* **Task to complete**: Copy exactly the stretch of lines from the one holding "Read the values" through the last line of the data below, inclusive. Leave out pictures.

* **Task inputs**:
============
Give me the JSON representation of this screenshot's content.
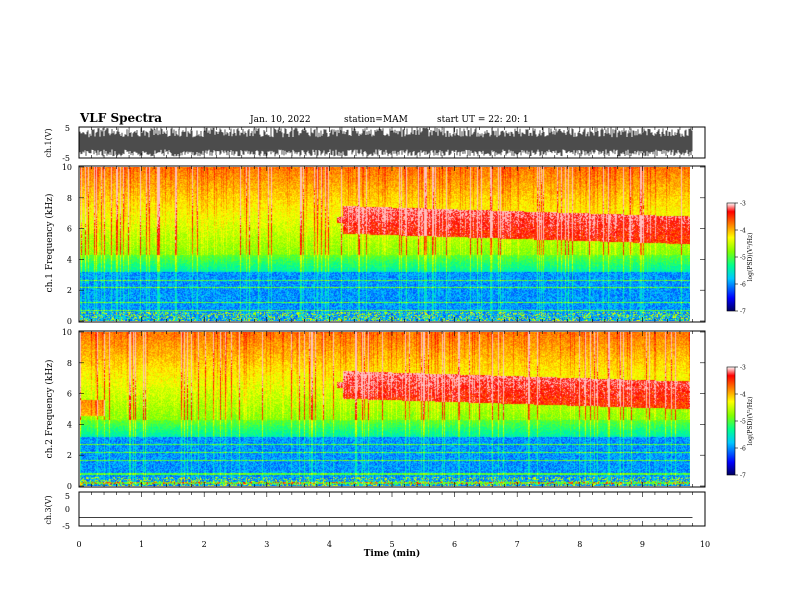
{
  "header": {
    "title": "VLF Spectra",
    "date": "Jan. 10, 2022",
    "station": "station=MAM",
    "start": "start UT =  22: 20: 1"
  },
  "panels": {
    "ch1_wave": {
      "ylabel": "ch.1(V)",
      "ticks": [
        "5",
        "-5"
      ]
    },
    "spec1": {
      "ylabel": "ch.1 Frequency (kHz)",
      "ticks": [
        "10",
        "8",
        "6",
        "4",
        "2",
        "0"
      ]
    },
    "spec2": {
      "ylabel": "ch.2 Frequency (kHz)",
      "ticks": [
        "10",
        "8",
        "6",
        "4",
        "2",
        "0"
      ]
    },
    "ch3_wave": {
      "ylabel": "ch.3(V)",
      "ticks": [
        "5",
        "0",
        "-5"
      ]
    }
  },
  "colorbar": {
    "label": "log(PSD)(V²/Hz)",
    "ticks": [
      "-3",
      "-4",
      "-5",
      "-6",
      "-7"
    ],
    "colors": [
      "#000080",
      "#0000ff",
      "#00c0ff",
      "#00ffff",
      "#00ff80",
      "#80ff00",
      "#ffff00",
      "#ff8000",
      "#ff0000",
      "#ffffff"
    ]
  },
  "xaxis": {
    "label": "Time (min)",
    "ticks": [
      "0",
      "1",
      "2",
      "3",
      "4",
      "5",
      "6",
      "7",
      "8",
      "9",
      "10"
    ]
  },
  "chart_data": {
    "type": "heatmap",
    "title": "VLF Spectra",
    "xlabel": "Time (min)",
    "ylabel": "Frequency (kHz)",
    "xlim": [
      0,
      10
    ],
    "ylim": [
      0,
      10
    ],
    "data_end_min": 9.8,
    "colorbar_range": [
      -7,
      -3
    ],
    "channels": [
      "ch.1",
      "ch.2"
    ],
    "waveform_ylim": [
      -5,
      5
    ],
    "ch3_trace_level": -2.5
  }
}
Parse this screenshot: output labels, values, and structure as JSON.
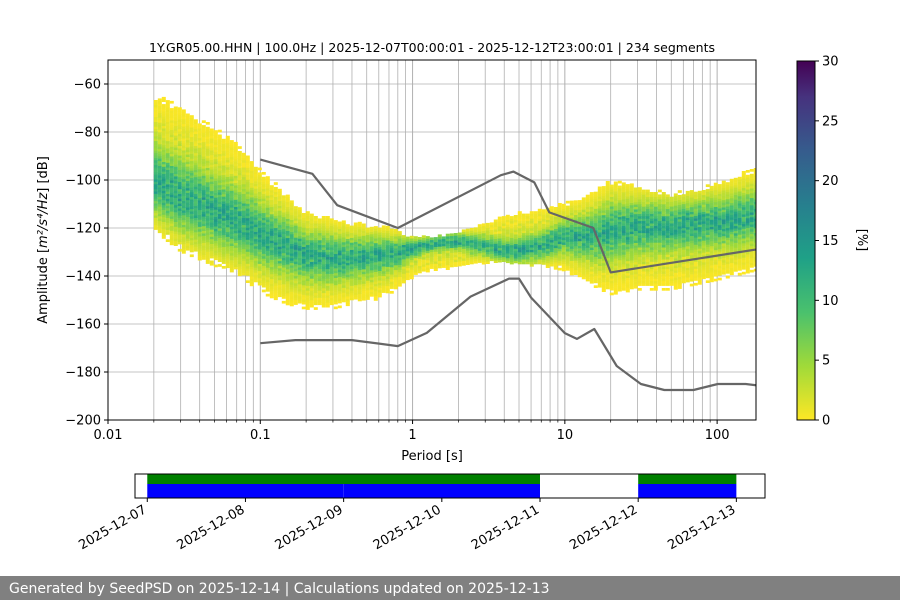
{
  "chart_data": [
    {
      "type": "heatmap",
      "title": "1Y.GR05.00.HHN | 100.0Hz | 2025-12-07T00:00:01 - 2025-12-12T23:00:01 | 234 segments",
      "xlabel": "Period [s]",
      "ylabel_main": "Amplitude [",
      "ylabel_math": "m²/s⁴/Hz",
      "ylabel_tail": "] [dB]",
      "x_scale": "log",
      "xlim": [
        0.01,
        180
      ],
      "ylim": [
        -200,
        -50
      ],
      "x_ticks": [
        0.01,
        0.1,
        1,
        10,
        100
      ],
      "x_tick_labels": [
        "0.01",
        "0.1",
        "1",
        "10",
        "100"
      ],
      "y_ticks": [
        -200,
        -180,
        -160,
        -140,
        -120,
        -100,
        -80,
        -60
      ],
      "y_tick_labels": [
        "−200",
        "−180",
        "−160",
        "−140",
        "−120",
        "−100",
        "−80",
        "−60"
      ],
      "grid": "vertical minor and major on x, major on y",
      "colormap": "viridis_r",
      "colorbar": {
        "label": "[%]",
        "range": [
          0,
          30
        ],
        "ticks": [
          0,
          5,
          10,
          15,
          20,
          25,
          30
        ],
        "tick_labels": [
          "0",
          "5",
          "10",
          "15",
          "20",
          "25",
          "30"
        ]
      },
      "psd_band": {
        "period": [
          0.02,
          0.03,
          0.05,
          0.08,
          0.1,
          0.15,
          0.2,
          0.3,
          0.4,
          0.6,
          0.8,
          1.0,
          1.3,
          2.0,
          3.0,
          4.0,
          5.0,
          7.0,
          10,
          15,
          20,
          30,
          50,
          100,
          180
        ],
        "upper_db": [
          -64,
          -70,
          -78,
          -88,
          -96,
          -106,
          -113,
          -116,
          -118,
          -119,
          -121,
          -124,
          -124,
          -122,
          -118,
          -115,
          -114,
          -112,
          -110,
          -106,
          -100,
          -103,
          -106,
          -102,
          -95
        ],
        "lower_db": [
          -121,
          -130,
          -136,
          -142,
          -147,
          -152,
          -154,
          -154,
          -152,
          -150,
          -146,
          -141,
          -138,
          -137,
          -135,
          -134,
          -136,
          -136,
          -138,
          -144,
          -148,
          -146,
          -146,
          -142,
          -138
        ],
        "mode_db": [
          -100,
          -107,
          -113,
          -119,
          -123,
          -128,
          -132,
          -133,
          -133,
          -132,
          -131,
          -129,
          -127,
          -126,
          -128,
          -130,
          -130,
          -128,
          -124,
          -124,
          -122,
          -120,
          -120,
          -118,
          -116
        ],
        "peak_percent": 14
      },
      "high_noise_model": {
        "period": [
          0.1,
          0.22,
          0.32,
          0.8,
          3.8,
          4.6,
          6.3,
          7.9,
          15.4,
          20.0,
          354.8
        ],
        "db": [
          -91.5,
          -97.4,
          -110.5,
          -120.0,
          -98.0,
          -96.5,
          -101.0,
          -113.5,
          -120.0,
          -138.5,
          -126.0
        ]
      },
      "low_noise_model": {
        "period": [
          0.1,
          0.17,
          0.4,
          0.8,
          1.24,
          2.4,
          4.3,
          5.0,
          6.0,
          10.0,
          12.0,
          15.6,
          21.9,
          31.6,
          45.0,
          70.0,
          101.0,
          154.0,
          328.0
        ],
        "db": [
          -168.0,
          -166.7,
          -166.7,
          -169.2,
          -163.7,
          -148.6,
          -141.1,
          -141.1,
          -149.0,
          -163.8,
          -166.2,
          -162.1,
          -177.5,
          -185.0,
          -187.5,
          -187.5,
          -185.0,
          -185.0,
          -187.5
        ]
      },
      "noise_model_color": "#666666"
    },
    {
      "type": "timeline",
      "tick_labels": [
        "2025-12-07",
        "2025-12-08",
        "2025-12-09",
        "2025-12-10",
        "2025-12-11",
        "2025-12-12",
        "2025-12-13"
      ],
      "xlim": [
        "2025-12-06T21:00",
        "2025-12-13T07:00"
      ],
      "green_spans": [
        [
          "2025-12-07T00:00",
          "2025-12-11T00:00"
        ],
        [
          "2025-12-12T00:00",
          "2025-12-13T00:00"
        ]
      ],
      "blue_spans": [
        [
          "2025-12-07T00:00",
          "2025-12-09T00:00"
        ],
        [
          "2025-12-09T00:01",
          "2025-12-11T00:00"
        ],
        [
          "2025-12-12T00:00",
          "2025-12-13T00:00"
        ]
      ],
      "green_color": "#008000",
      "blue_color": "#0000ff"
    }
  ],
  "footer": {
    "text": "Generated by SeedPSD on 2025-12-14 | Calculations updated on 2025-12-13"
  }
}
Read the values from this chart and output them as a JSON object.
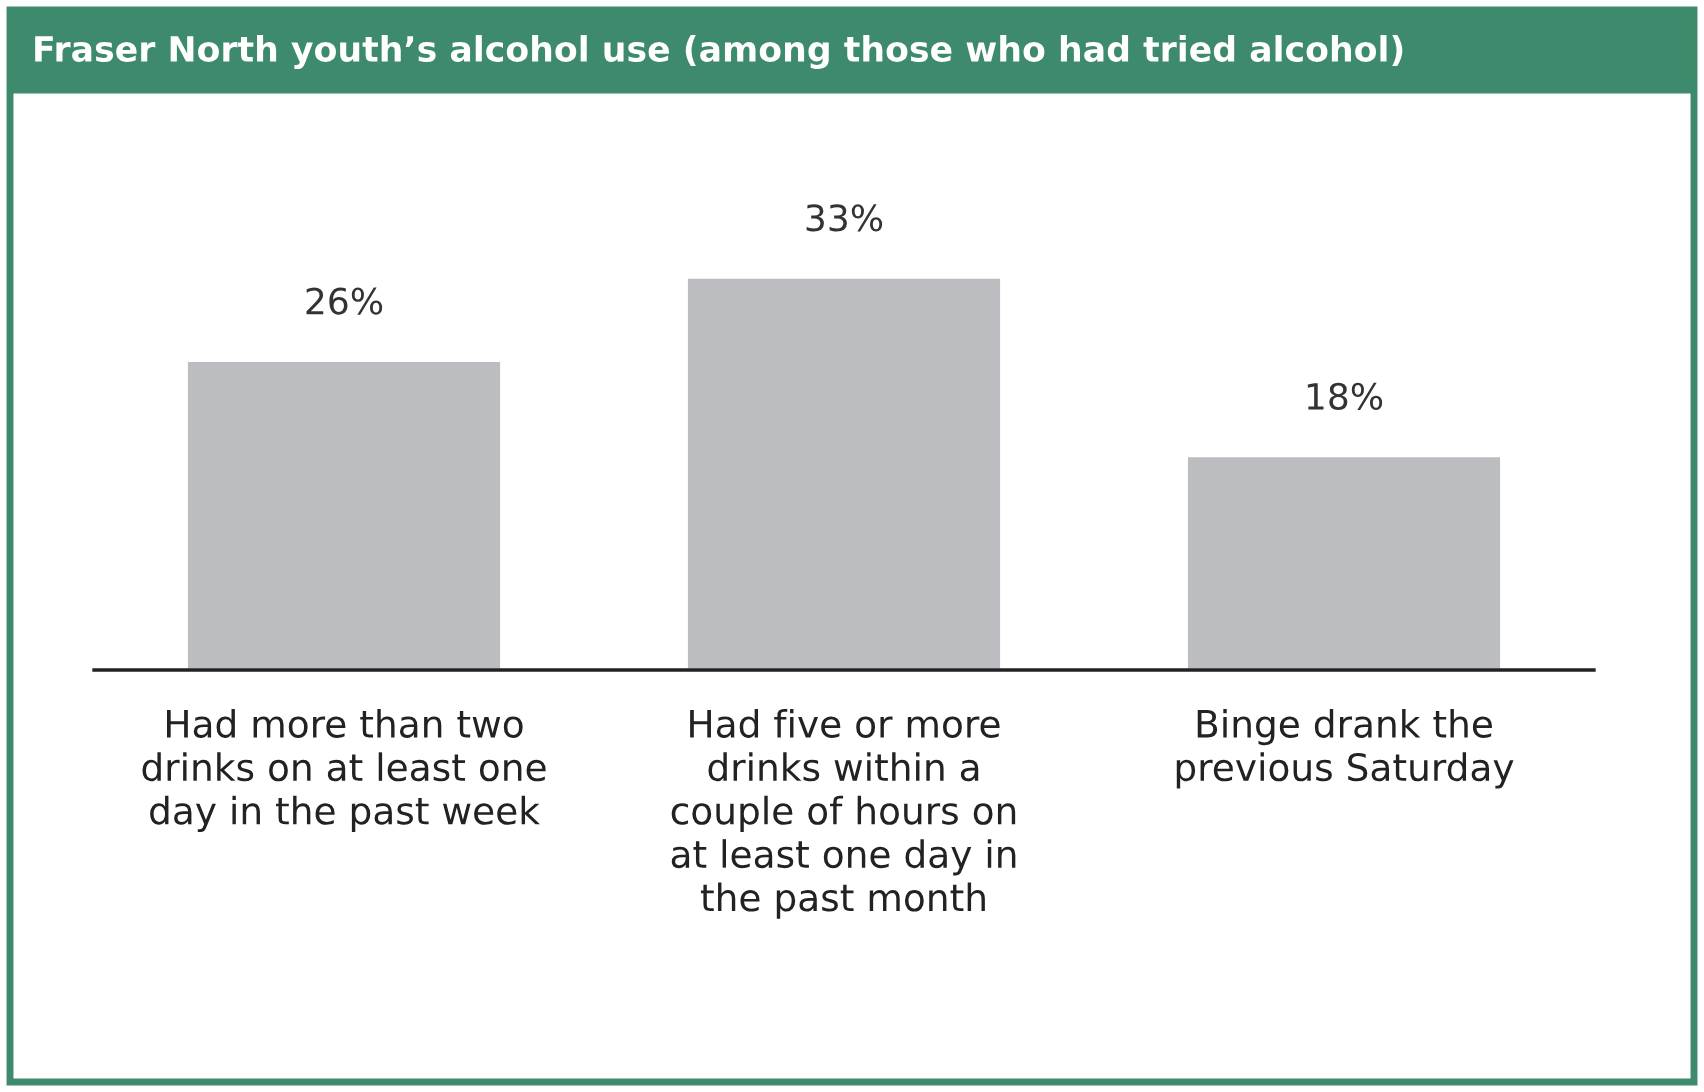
{
  "chart_data": {
    "type": "bar",
    "title": "Fraser North youth’s alcohol use (among those who had tried alcohol)",
    "categories": [
      "Had more than two\ndrinks on at least one\nday in the past week",
      "Had five or more\ndrinks within a\ncouple of hours on\nat least one day in\nthe past month",
      "Binge drank the\nprevious Saturday"
    ],
    "values": [
      26,
      33,
      18
    ],
    "value_labels": [
      "26%",
      "33%",
      "18%"
    ],
    "color": "#bcbdc0"
  }
}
============
* **Task response**:
Read the values from this chart and output them as a JSON object.
{
  "chart_data": {
    "type": "bar",
    "title": "Fraser North youth’s alcohol use (among those who had tried alcohol)",
    "categories": [
      "Had more than two\ndrinks on at least one\nday in the past week",
      "Had five or more\ndrinks within a\ncouple of hours on\nat least one day in\nthe past month",
      "Binge drank the\nprevious Saturday"
    ],
    "values": [
      26,
      33,
      18
    ],
    "value_labels": [
      "26%",
      "33%",
      "18%"
    ],
    "color": "#bcbdc0"
  }
}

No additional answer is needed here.